(Dataset records)

--- Start ---

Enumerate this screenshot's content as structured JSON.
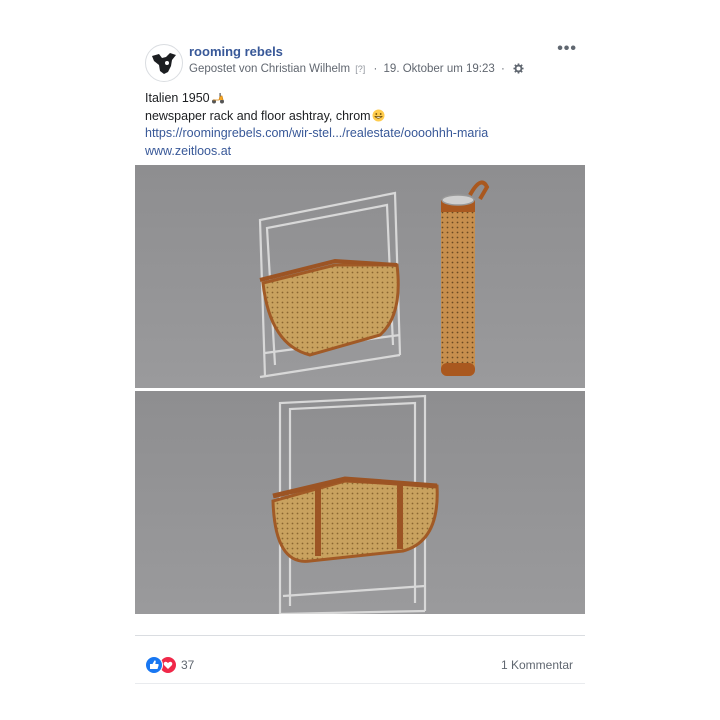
{
  "post": {
    "author": "rooming rebels",
    "posted_by": "Gepostet von Christian Wilhelm",
    "help_marker": "[?]",
    "separator": "·",
    "timestamp": "19. Oktober um 19:23",
    "lines": {
      "line1": "Italien 1950",
      "line2": "newspaper rack and floor ashtray, chrom",
      "link1": "https://roomingrebels.com/wir-stel.../realestate/oooohhh-maria",
      "link2": "www.zeitloos.at"
    },
    "icons": {
      "more": "more-options-icon",
      "audience": "gear-icon",
      "emoji1": "scooter-emoji",
      "emoji2": "grinning-emoji"
    },
    "photos": [
      {
        "subject": "photo-rack-and-ashtray"
      },
      {
        "subject": "photo-rack"
      }
    ]
  },
  "footer": {
    "reaction_count": "37",
    "comments_label": "1 Kommentar",
    "reactions": [
      "like",
      "love"
    ]
  },
  "colors": {
    "link": "#385898",
    "meta": "#616770",
    "like": "#1877f2",
    "love": "#f02849"
  }
}
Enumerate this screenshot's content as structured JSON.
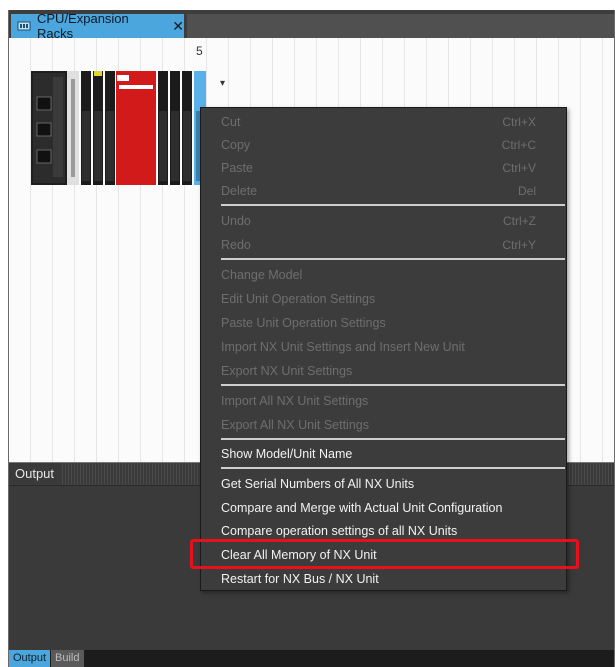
{
  "tab": {
    "title": "CPU/Expansion Racks",
    "close_glyph": "✕"
  },
  "canvas": {
    "slot_number": "5",
    "dropdown_glyph": "▾"
  },
  "output": {
    "title": "Output",
    "tabs": [
      {
        "label": "Output"
      },
      {
        "label": "Build"
      }
    ]
  },
  "menu": {
    "items": [
      {
        "label": "Cut",
        "shortcut": "Ctrl+X"
      },
      {
        "label": "Copy",
        "shortcut": "Ctrl+C"
      },
      {
        "label": "Paste",
        "shortcut": "Ctrl+V"
      },
      {
        "label": "Delete",
        "shortcut": "Del"
      },
      {
        "label": "Undo",
        "shortcut": "Ctrl+Z"
      },
      {
        "label": "Redo",
        "shortcut": "Ctrl+Y"
      },
      {
        "label": "Change Model"
      },
      {
        "label": "Edit Unit Operation Settings"
      },
      {
        "label": "Paste Unit Operation Settings"
      },
      {
        "label": "Import NX Unit Settings and Insert New Unit"
      },
      {
        "label": "Export NX Unit Settings"
      },
      {
        "label": "Import All NX Unit Settings"
      },
      {
        "label": "Export All NX Unit Settings"
      },
      {
        "label": "Show Model/Unit Name"
      },
      {
        "label": "Get Serial Numbers of All NX Units"
      },
      {
        "label": "Compare and Merge with Actual Unit Configuration"
      },
      {
        "label": "Compare operation settings of all NX Units"
      },
      {
        "label": "Clear All Memory of NX Unit"
      },
      {
        "label": "Restart for NX Bus / NX Unit"
      }
    ]
  },
  "colors": {
    "accent_tab": "#4aa6dc",
    "highlight": "#e8101c",
    "menu_bg": "#3c3c3c",
    "menu_disabled_text": "#6e6e6e",
    "menu_enabled_text": "#f2f2f2",
    "rack_red": "#d21a1a"
  }
}
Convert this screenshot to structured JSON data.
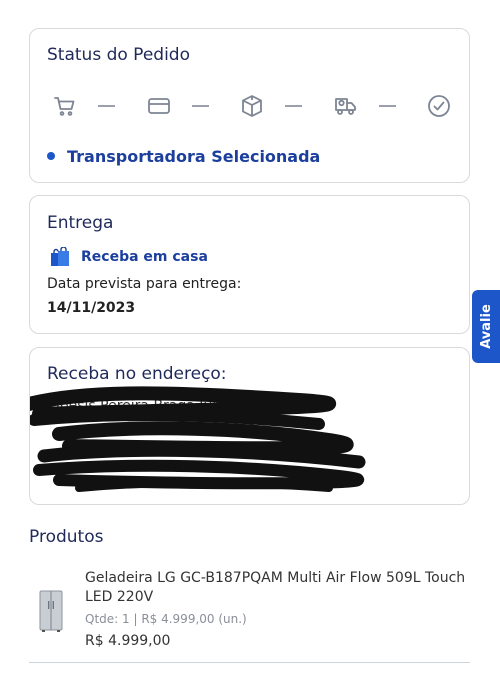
{
  "status": {
    "title": "Status do Pedido",
    "steps": [
      {
        "icon": "cart-icon",
        "state": "done"
      },
      {
        "icon": "credit-card-icon",
        "state": "done"
      },
      {
        "icon": "package-icon",
        "state": "done"
      },
      {
        "icon": "delivery-truck-icon",
        "state": "done"
      },
      {
        "icon": "check-circle-icon",
        "state": "pending"
      }
    ],
    "current": "Transportadora Selecionada"
  },
  "entrega": {
    "title": "Entrega",
    "method": "Receba em casa",
    "date_label": "Data prevista para entrega:",
    "date_value": "14/11/2023"
  },
  "endereco": {
    "title": "Receba no endereço:",
    "name_partial": "Elbesis Pereira Braga Junior"
  },
  "side_tab": {
    "label": "Avalie"
  },
  "produtos": {
    "title": "Produtos",
    "items": [
      {
        "name": "Geladeira LG GC-B187PQAM Multi Air Flow 509L Touch LED 220V",
        "qty_line": "Qtde: 1 | R$ 4.999,00 (un.)",
        "price": "R$ 4.999,00"
      }
    ]
  },
  "colors": {
    "accent": "#1c56c8",
    "heading": "#1f2a5a",
    "link": "#1c3f9e"
  }
}
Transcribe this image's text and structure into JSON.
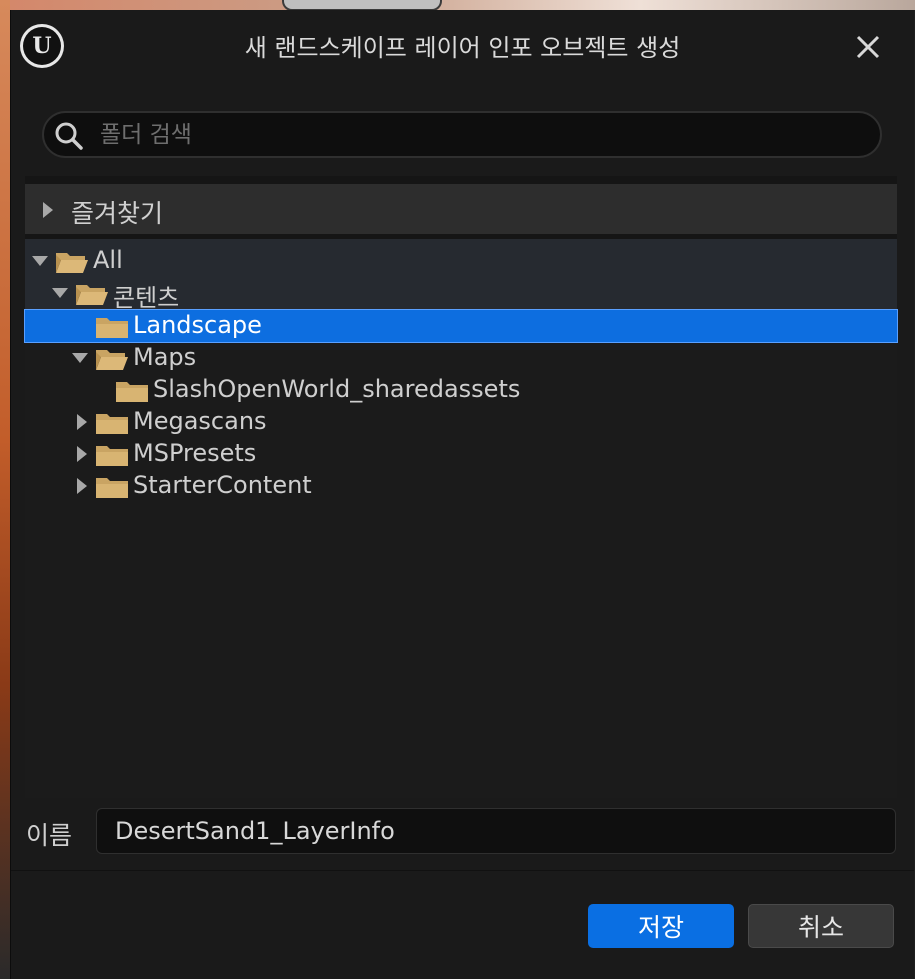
{
  "dialog": {
    "title": "새 랜드스케이프 레이어 인포 오브젝트 생성",
    "logo_text": "U"
  },
  "search": {
    "placeholder": "폴더 검색",
    "value": ""
  },
  "favorites": {
    "label": "즐겨찾기",
    "expanded": false
  },
  "tree": {
    "items": [
      {
        "label": "All",
        "arrow": "expanded",
        "folder": "open",
        "selected": false
      },
      {
        "label": "콘텐츠",
        "arrow": "expanded",
        "folder": "open",
        "selected": false
      },
      {
        "label": "Landscape",
        "arrow": "none",
        "folder": "closed",
        "selected": true
      },
      {
        "label": "Maps",
        "arrow": "expanded",
        "folder": "open",
        "selected": false
      },
      {
        "label": "SlashOpenWorld_sharedassets",
        "arrow": "none",
        "folder": "closed",
        "selected": false
      },
      {
        "label": "Megascans",
        "arrow": "collapsed",
        "folder": "closed",
        "selected": false
      },
      {
        "label": "MSPresets",
        "arrow": "collapsed",
        "folder": "closed",
        "selected": false
      },
      {
        "label": "StarterContent",
        "arrow": "collapsed",
        "folder": "closed",
        "selected": false
      }
    ]
  },
  "name_field": {
    "label": "이름",
    "value": "DesertSand1_LayerInfo"
  },
  "buttons": {
    "save": "저장",
    "cancel": "취소"
  },
  "colors": {
    "selection": "#0d6ee0",
    "folder": "#c9a463",
    "primary_button": "#0a6fe3"
  }
}
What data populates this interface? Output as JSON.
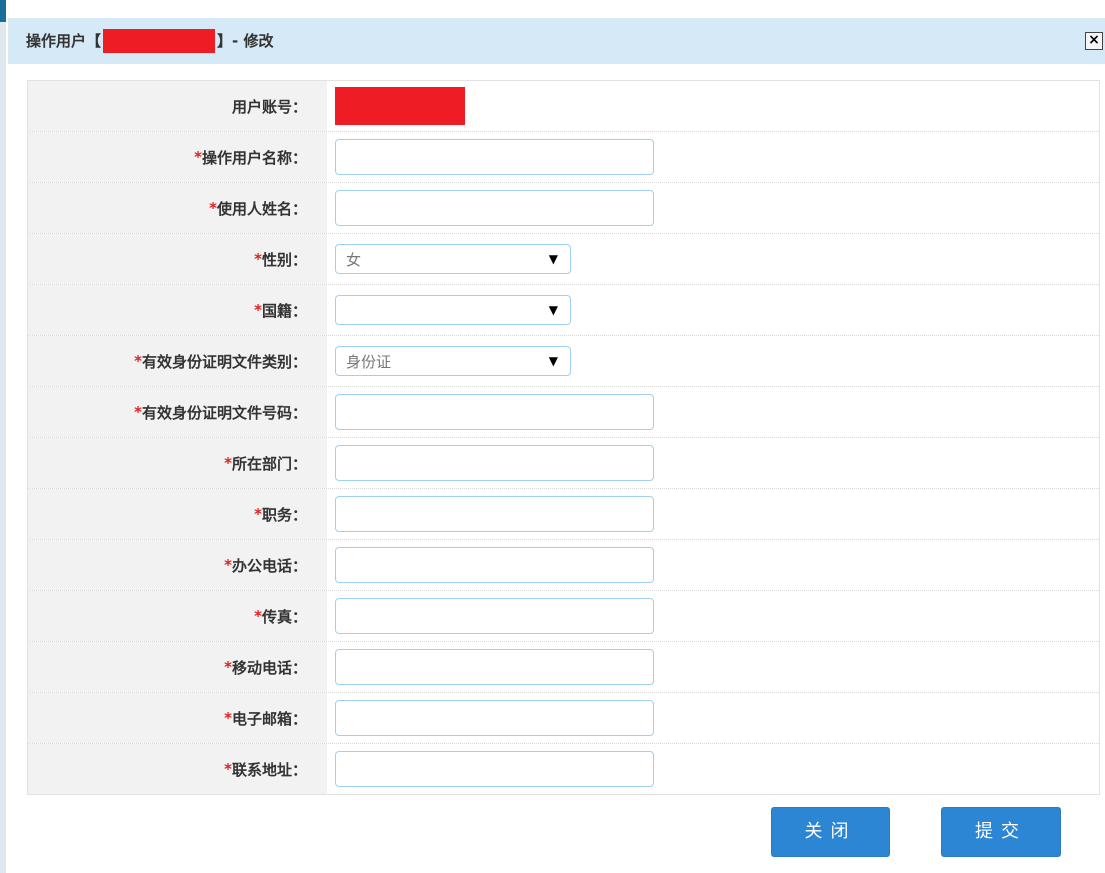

--- End ---

(Work to be completed) Output the lines above in full and exactly as given, omitting any pictures.

(Response to this exercise)
Enumerate this screenshot's content as structured JSON.
{
  "post": {
    "author": "rooming rebels",
    "posted_by": "Gepostet von Christian Wilhelm",
    "help_marker": "[?]",
    "separator": "·",
    "timestamp": "19. Oktober um 19:23",
    "lines": {
      "line1": "Italien 1950",
      "line2": "newspaper rack and floor ashtray, chrom",
      "link1": "https://roomingrebels.com/wir-stel.../realestate/oooohhh-maria",
      "link2": "www.zeitloos.at"
    },
    "icons": {
      "more": "more-options-icon",
      "audience": "gear-icon",
      "emoji1": "scooter-emoji",
      "emoji2": "grinning-emoji"
    },
    "photos": [
      {
        "subject": "photo-rack-and-ashtray"
      },
      {
        "subject": "photo-rack"
      }
    ]
  },
  "footer": {
    "reaction_count": "37",
    "comments_label": "1 Kommentar",
    "reactions": [
      "like",
      "love"
    ]
  },
  "colors": {
    "link": "#385898",
    "meta": "#616770",
    "like": "#1877f2",
    "love": "#f02849"
  }
}
Enumerate this screenshot's content as structured JSON.
{
  "tab": {
    "title": "CPU/Expansion Racks",
    "close_glyph": "✕"
  },
  "canvas": {
    "slot_number": "5",
    "dropdown_glyph": "▾"
  },
  "output": {
    "title": "Output",
    "tabs": [
      {
        "label": "Output"
      },
      {
        "label": "Build"
      }
    ]
  },
  "menu": {
    "items": [
      {
        "label": "Cut",
        "shortcut": "Ctrl+X"
      },
      {
        "label": "Copy",
        "shortcut": "Ctrl+C"
      },
      {
        "label": "Paste",
        "shortcut": "Ctrl+V"
      },
      {
        "label": "Delete",
        "shortcut": "Del"
      },
      {
        "label": "Undo",
        "shortcut": "Ctrl+Z"
      },
      {
        "label": "Redo",
        "shortcut": "Ctrl+Y"
      },
      {
        "label": "Change Model"
      },
      {
        "label": "Edit Unit Operation Settings"
      },
      {
        "label": "Paste Unit Operation Settings"
      },
      {
        "label": "Import NX Unit Settings and Insert New Unit"
      },
      {
        "label": "Export NX Unit Settings"
      },
      {
        "label": "Import All NX Unit Settings"
      },
      {
        "label": "Export All NX Unit Settings"
      },
      {
        "label": "Show Model/Unit Name"
      },
      {
        "label": "Get Serial Numbers of All NX Units"
      },
      {
        "label": "Compare and Merge with Actual Unit Configuration"
      },
      {
        "label": "Compare operation settings of all NX Units"
      },
      {
        "label": "Clear All Memory of NX Unit"
      },
      {
        "label": "Restart for NX Bus / NX Unit"
      }
    ]
  },
  "colors": {
    "accent_tab": "#4aa6dc",
    "highlight": "#e8101c",
    "menu_bg": "#3c3c3c",
    "menu_disabled_text": "#6e6e6e",
    "menu_enabled_text": "#f2f2f2",
    "rack_red": "#d21a1a"
  }
}
Convert this screenshot to structured JSON data.
{
  "status": {
    "title": "Status do Pedido",
    "steps": [
      {
        "icon": "cart-icon",
        "state": "done"
      },
      {
        "icon": "credit-card-icon",
        "state": "done"
      },
      {
        "icon": "package-icon",
        "state": "done"
      },
      {
        "icon": "delivery-truck-icon",
        "state": "done"
      },
      {
        "icon": "check-circle-icon",
        "state": "pending"
      }
    ],
    "current": "Transportadora Selecionada"
  },
  "entrega": {
    "title": "Entrega",
    "method": "Receba em casa",
    "date_label": "Data prevista para entrega:",
    "date_value": "14/11/2023"
  },
  "endereco": {
    "title": "Receba no endereço:",
    "name_partial": "Elbesis Pereira Braga Junior"
  },
  "side_tab": {
    "label": "Avalie"
  },
  "produtos": {
    "title": "Produtos",
    "items": [
      {
        "name": "Geladeira LG GC-B187PQAM Multi Air Flow 509L Touch LED 220V",
        "qty_line": "Qtde: 1 | R$ 4.999,00 (un.)",
        "price": "R$ 4.999,00"
      }
    ]
  },
  "colors": {
    "accent": "#1c56c8",
    "heading": "#1f2a5a",
    "link": "#1c3f9e"
  }
}
Transcribe this image's text and structure into JSON.
{
  "dialog": {
    "title": "새 랜드스케이프 레이어 인포 오브젝트 생성",
    "logo_text": "U"
  },
  "search": {
    "placeholder": "폴더 검색",
    "value": ""
  },
  "favorites": {
    "label": "즐겨찾기",
    "expanded": false
  },
  "tree": {
    "items": [
      {
        "label": "All",
        "arrow": "expanded",
        "folder": "open",
        "selected": false
      },
      {
        "label": "콘텐츠",
        "arrow": "expanded",
        "folder": "open",
        "selected": false
      },
      {
        "label": "Landscape",
        "arrow": "none",
        "folder": "closed",
        "selected": true
      },
      {
        "label": "Maps",
        "arrow": "expanded",
        "folder": "open",
        "selected": false
      },
      {
        "label": "SlashOpenWorld_sharedassets",
        "arrow": "none",
        "folder": "closed",
        "selected": false
      },
      {
        "label": "Megascans",
        "arrow": "collapsed",
        "folder": "closed",
        "selected": false
      },
      {
        "label": "MSPresets",
        "arrow": "collapsed",
        "folder": "closed",
        "selected": false
      },
      {
        "label": "StarterContent",
        "arrow": "collapsed",
        "folder": "closed",
        "selected": false
      }
    ]
  },
  "name_field": {
    "label": "이름",
    "value": "DesertSand1_LayerInfo"
  },
  "buttons": {
    "save": "저장",
    "cancel": "취소"
  },
  "colors": {
    "selection": "#0d6ee0",
    "folder": "#c9a463",
    "primary_button": "#0a6fe3"
  }
}
What data populates this interface? Output as JSON.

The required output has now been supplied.